##### Data extract #####
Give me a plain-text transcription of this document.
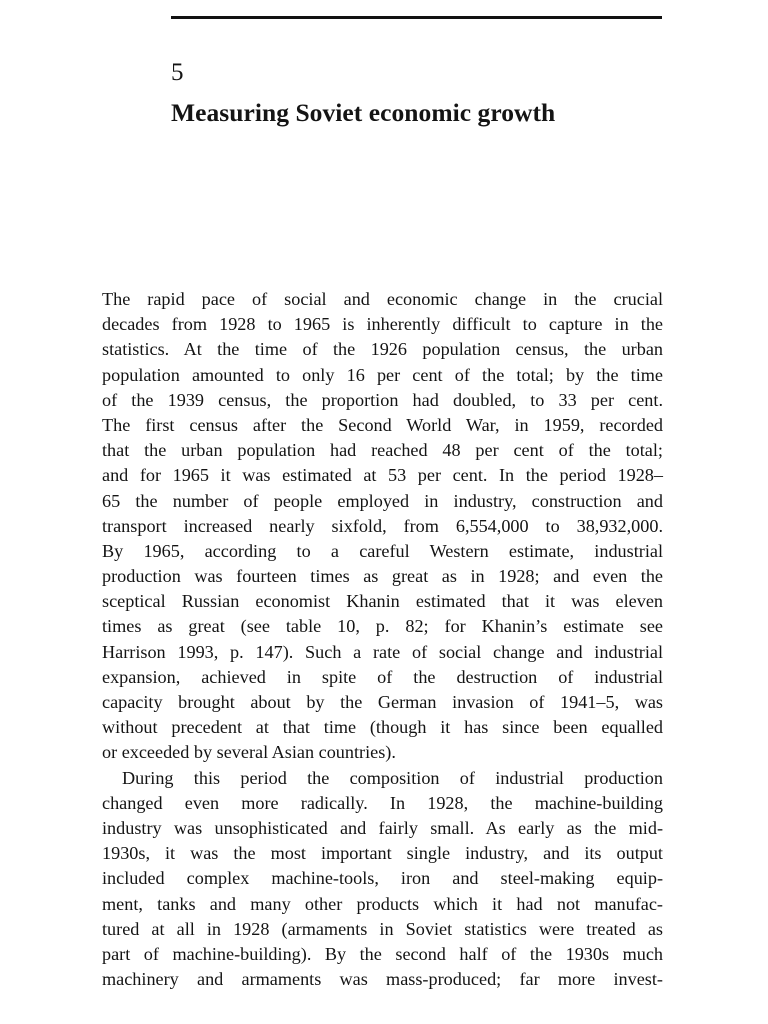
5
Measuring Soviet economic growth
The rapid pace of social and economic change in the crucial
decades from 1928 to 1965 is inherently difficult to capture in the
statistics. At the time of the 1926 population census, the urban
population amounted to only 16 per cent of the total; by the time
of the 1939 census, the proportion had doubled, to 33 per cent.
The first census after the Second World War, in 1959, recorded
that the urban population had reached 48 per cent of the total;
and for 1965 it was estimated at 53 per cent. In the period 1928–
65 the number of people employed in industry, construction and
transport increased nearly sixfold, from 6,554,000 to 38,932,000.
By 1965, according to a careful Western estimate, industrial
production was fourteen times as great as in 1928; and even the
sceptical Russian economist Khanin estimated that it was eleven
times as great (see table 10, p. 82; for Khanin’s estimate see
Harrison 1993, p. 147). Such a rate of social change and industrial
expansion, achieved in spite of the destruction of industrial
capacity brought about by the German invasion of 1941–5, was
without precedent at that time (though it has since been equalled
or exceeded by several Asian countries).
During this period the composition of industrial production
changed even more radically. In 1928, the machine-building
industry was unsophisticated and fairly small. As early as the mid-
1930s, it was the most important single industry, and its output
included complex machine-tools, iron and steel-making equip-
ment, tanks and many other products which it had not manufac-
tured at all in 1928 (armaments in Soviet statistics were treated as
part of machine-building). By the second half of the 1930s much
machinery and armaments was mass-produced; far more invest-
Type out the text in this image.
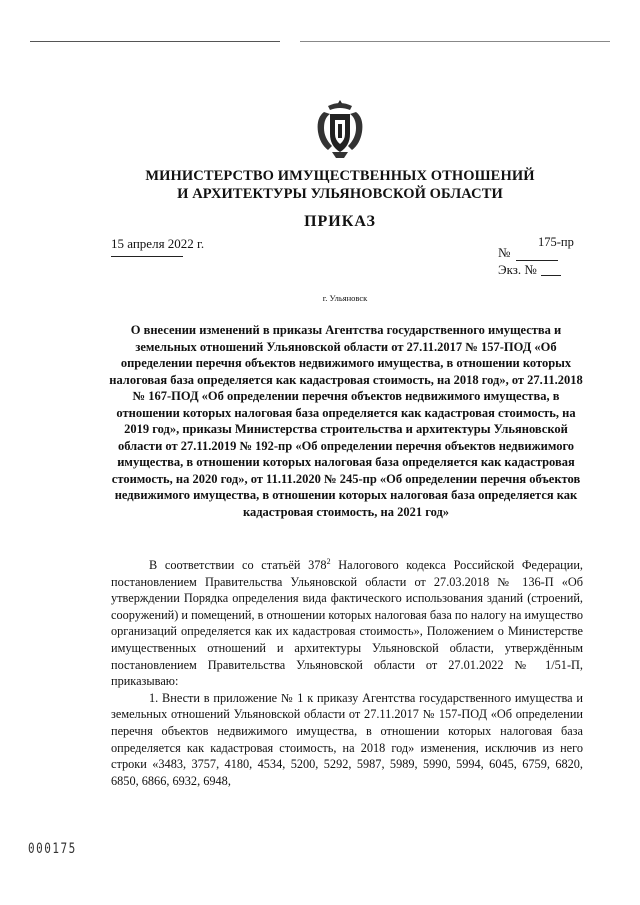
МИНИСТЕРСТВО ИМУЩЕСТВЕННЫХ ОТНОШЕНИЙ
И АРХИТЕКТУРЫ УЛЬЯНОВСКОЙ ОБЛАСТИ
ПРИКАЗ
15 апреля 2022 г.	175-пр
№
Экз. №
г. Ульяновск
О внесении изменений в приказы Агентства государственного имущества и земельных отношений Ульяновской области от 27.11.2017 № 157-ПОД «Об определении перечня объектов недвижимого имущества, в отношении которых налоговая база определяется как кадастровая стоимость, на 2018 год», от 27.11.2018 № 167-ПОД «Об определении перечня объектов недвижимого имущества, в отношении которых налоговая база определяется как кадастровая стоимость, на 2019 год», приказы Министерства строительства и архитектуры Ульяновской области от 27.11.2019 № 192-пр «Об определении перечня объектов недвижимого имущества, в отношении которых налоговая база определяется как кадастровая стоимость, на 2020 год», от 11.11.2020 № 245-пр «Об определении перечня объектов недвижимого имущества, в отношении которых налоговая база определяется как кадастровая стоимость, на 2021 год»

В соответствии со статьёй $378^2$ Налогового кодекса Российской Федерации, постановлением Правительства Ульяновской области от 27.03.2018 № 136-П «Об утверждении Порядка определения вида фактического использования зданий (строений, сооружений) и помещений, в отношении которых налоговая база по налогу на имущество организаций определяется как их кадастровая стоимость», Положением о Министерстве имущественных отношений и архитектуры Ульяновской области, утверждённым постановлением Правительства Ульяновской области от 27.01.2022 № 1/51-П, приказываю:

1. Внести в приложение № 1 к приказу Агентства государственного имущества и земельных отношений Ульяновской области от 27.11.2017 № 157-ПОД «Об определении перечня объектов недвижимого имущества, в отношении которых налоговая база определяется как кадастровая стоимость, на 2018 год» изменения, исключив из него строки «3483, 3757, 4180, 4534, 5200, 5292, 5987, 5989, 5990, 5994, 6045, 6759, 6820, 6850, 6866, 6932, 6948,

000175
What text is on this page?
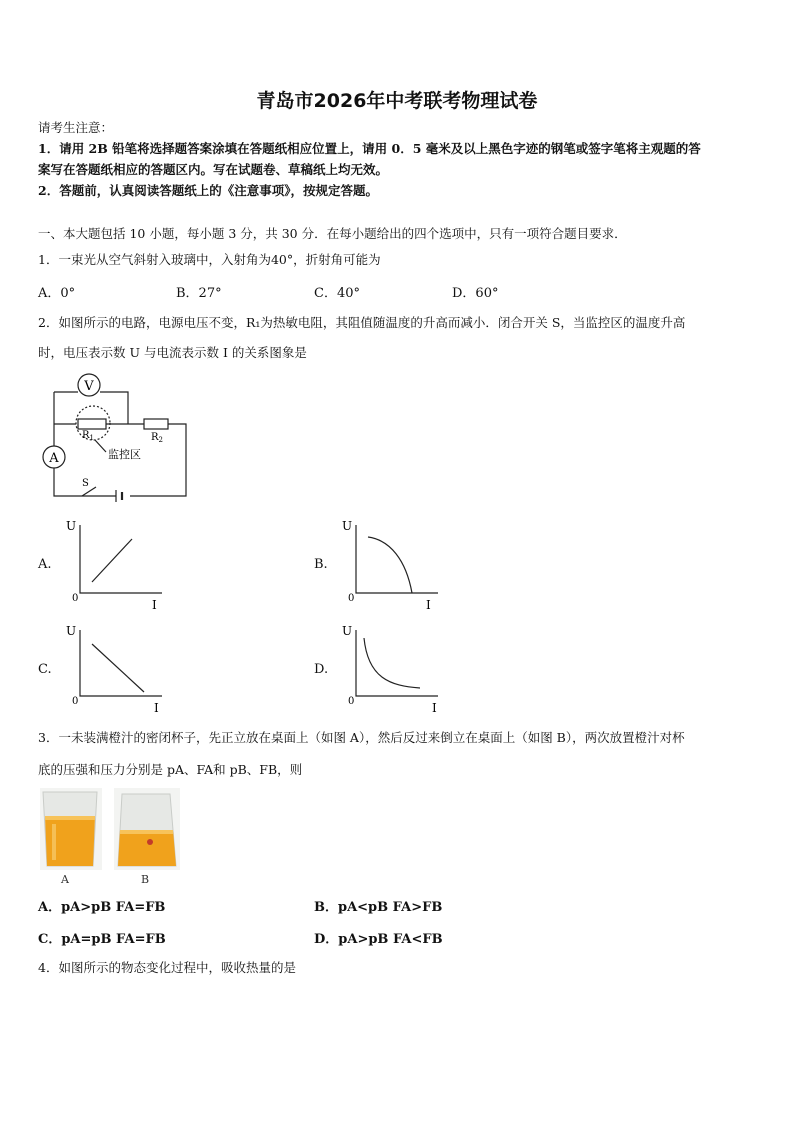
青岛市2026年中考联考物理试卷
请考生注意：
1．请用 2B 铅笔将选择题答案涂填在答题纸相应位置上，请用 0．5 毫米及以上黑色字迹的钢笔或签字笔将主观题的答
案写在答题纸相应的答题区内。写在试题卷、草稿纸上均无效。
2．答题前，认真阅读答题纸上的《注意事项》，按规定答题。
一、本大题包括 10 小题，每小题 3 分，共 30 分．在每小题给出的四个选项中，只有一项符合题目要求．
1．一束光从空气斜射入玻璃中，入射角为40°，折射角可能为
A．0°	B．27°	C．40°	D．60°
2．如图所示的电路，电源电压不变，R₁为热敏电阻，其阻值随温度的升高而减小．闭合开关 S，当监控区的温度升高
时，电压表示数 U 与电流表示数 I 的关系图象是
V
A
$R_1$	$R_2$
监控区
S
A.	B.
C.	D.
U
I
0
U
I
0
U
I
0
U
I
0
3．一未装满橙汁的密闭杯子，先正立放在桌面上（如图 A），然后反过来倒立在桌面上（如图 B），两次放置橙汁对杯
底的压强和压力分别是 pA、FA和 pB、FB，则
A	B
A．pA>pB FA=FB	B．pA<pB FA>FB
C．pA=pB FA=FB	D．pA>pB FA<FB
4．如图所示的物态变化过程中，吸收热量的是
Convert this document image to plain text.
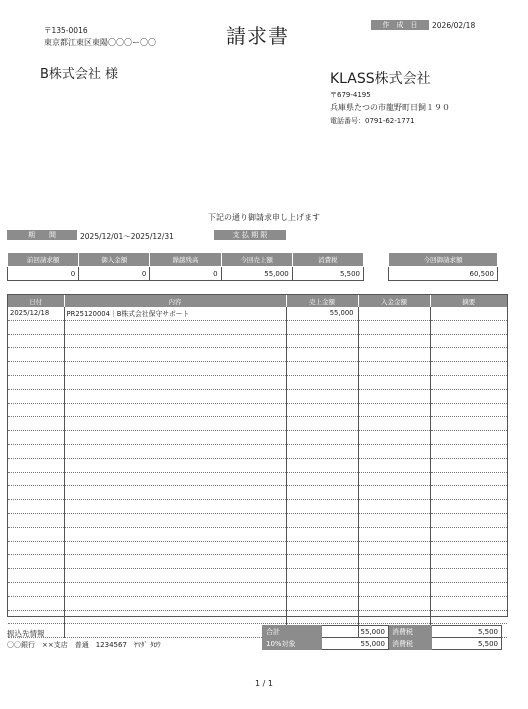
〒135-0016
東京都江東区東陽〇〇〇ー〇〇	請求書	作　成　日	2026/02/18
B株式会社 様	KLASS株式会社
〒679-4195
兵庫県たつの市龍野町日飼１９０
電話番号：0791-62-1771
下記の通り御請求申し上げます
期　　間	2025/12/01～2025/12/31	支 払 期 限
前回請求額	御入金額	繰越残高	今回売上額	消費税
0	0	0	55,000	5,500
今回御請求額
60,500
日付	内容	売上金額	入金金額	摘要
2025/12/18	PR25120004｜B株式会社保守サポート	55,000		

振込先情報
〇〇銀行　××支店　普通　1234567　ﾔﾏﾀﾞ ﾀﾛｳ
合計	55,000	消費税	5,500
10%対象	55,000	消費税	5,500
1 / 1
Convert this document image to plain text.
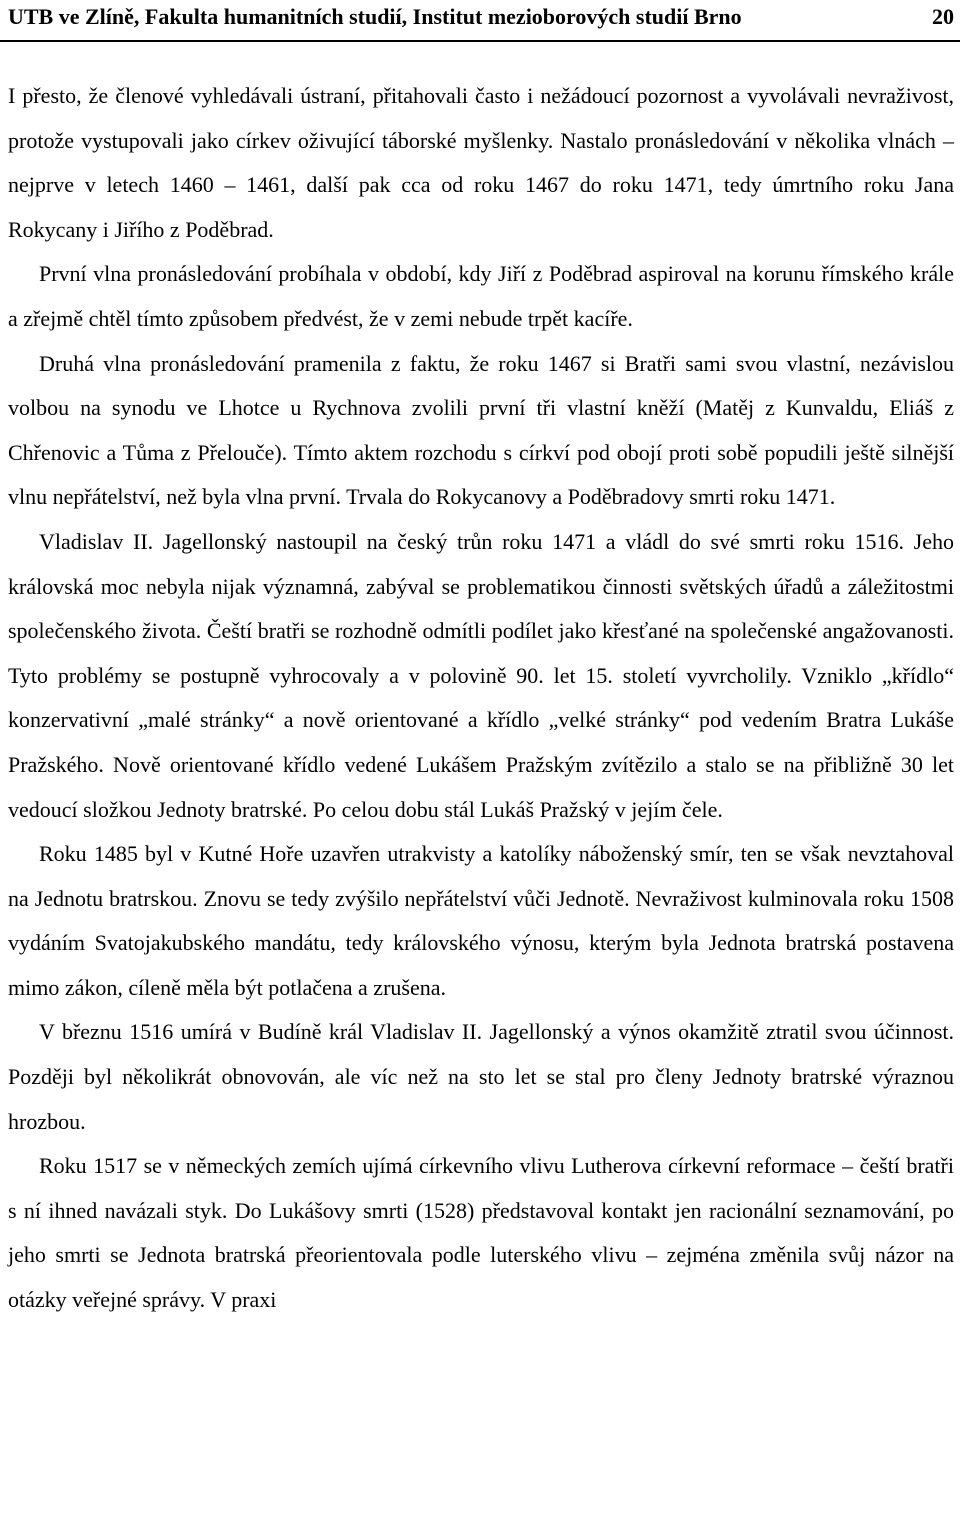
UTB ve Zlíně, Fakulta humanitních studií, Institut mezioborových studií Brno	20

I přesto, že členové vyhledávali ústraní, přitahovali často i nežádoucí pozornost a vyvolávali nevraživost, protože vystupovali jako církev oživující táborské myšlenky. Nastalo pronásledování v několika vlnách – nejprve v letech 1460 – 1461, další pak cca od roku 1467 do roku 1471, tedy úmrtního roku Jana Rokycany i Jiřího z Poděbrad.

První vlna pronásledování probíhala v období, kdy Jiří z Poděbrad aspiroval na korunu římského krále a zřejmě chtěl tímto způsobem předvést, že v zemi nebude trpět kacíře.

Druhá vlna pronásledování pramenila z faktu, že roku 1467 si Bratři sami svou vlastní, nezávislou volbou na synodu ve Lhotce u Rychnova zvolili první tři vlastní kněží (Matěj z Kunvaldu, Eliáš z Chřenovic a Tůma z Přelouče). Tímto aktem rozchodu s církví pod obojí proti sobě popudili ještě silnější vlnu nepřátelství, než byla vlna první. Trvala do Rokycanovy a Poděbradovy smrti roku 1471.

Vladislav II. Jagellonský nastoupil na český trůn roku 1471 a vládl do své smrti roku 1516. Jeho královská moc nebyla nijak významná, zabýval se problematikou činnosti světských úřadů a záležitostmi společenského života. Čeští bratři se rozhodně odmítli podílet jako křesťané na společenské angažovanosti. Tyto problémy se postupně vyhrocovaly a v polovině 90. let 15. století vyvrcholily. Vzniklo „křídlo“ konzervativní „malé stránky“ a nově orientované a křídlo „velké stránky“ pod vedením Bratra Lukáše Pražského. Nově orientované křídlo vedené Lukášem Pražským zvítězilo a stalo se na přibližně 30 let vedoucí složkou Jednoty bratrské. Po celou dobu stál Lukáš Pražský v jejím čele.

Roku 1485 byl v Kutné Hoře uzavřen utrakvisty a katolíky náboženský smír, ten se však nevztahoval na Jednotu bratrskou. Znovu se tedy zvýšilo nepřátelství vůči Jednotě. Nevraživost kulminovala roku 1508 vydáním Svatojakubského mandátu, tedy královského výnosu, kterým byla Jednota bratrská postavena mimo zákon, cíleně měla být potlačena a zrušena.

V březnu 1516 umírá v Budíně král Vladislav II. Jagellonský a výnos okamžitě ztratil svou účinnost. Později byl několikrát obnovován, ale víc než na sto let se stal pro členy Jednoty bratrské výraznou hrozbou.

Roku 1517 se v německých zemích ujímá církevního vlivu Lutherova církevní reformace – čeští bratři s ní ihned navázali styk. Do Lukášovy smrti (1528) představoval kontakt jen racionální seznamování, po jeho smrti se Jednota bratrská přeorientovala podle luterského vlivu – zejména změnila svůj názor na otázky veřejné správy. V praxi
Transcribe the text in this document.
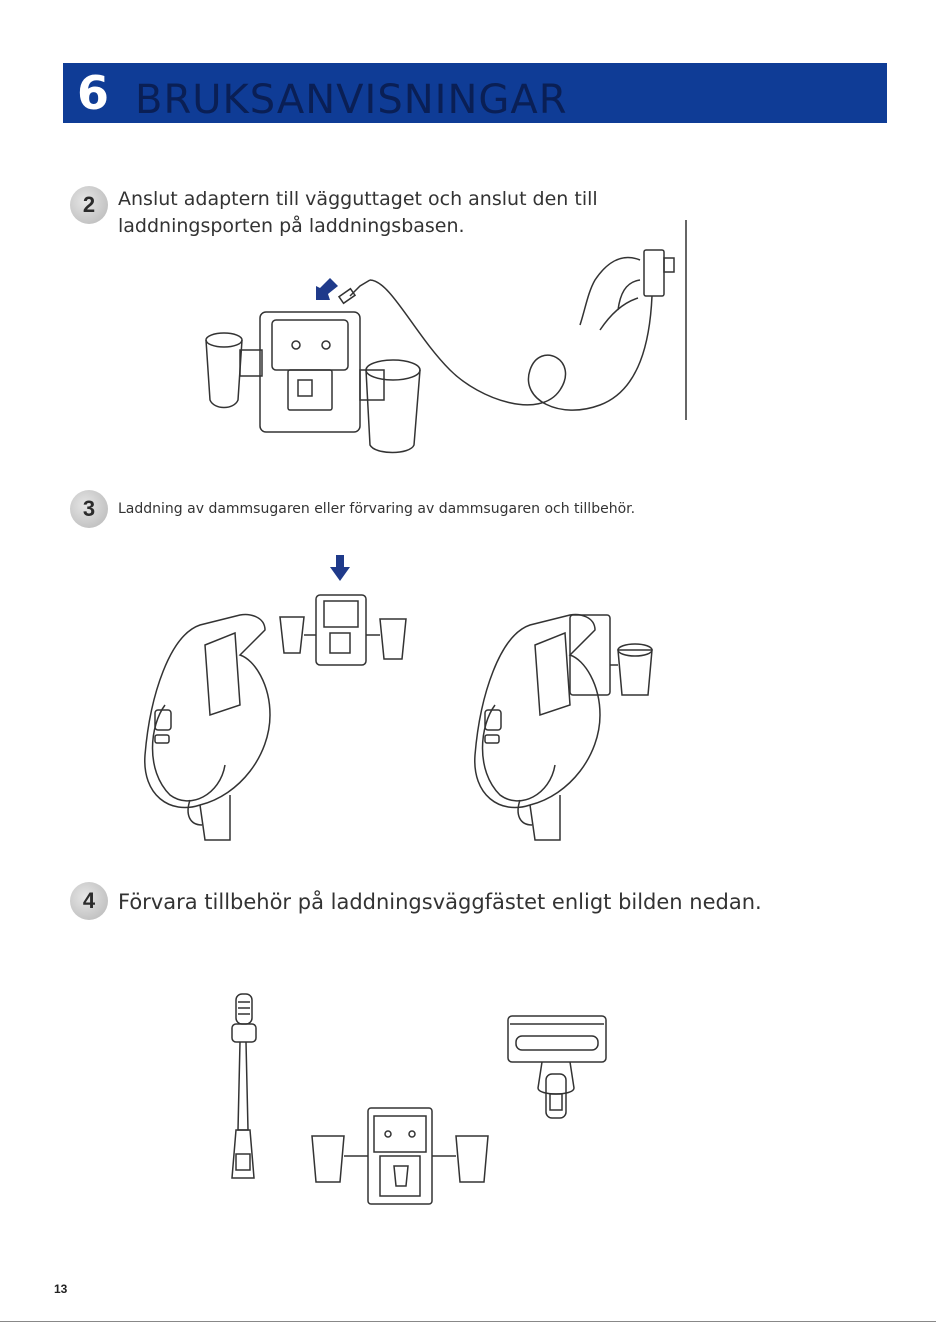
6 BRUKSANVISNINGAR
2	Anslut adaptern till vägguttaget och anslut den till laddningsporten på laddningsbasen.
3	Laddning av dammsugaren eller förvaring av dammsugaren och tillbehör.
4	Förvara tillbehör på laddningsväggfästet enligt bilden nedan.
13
#####
What the task asks —
Extract all lines containing the word "estimated".

Expected output —
and for 1965 it was estimated at 53 per cent. In the period 1928–
sceptical Russian economist Khanin estimated that it was eleven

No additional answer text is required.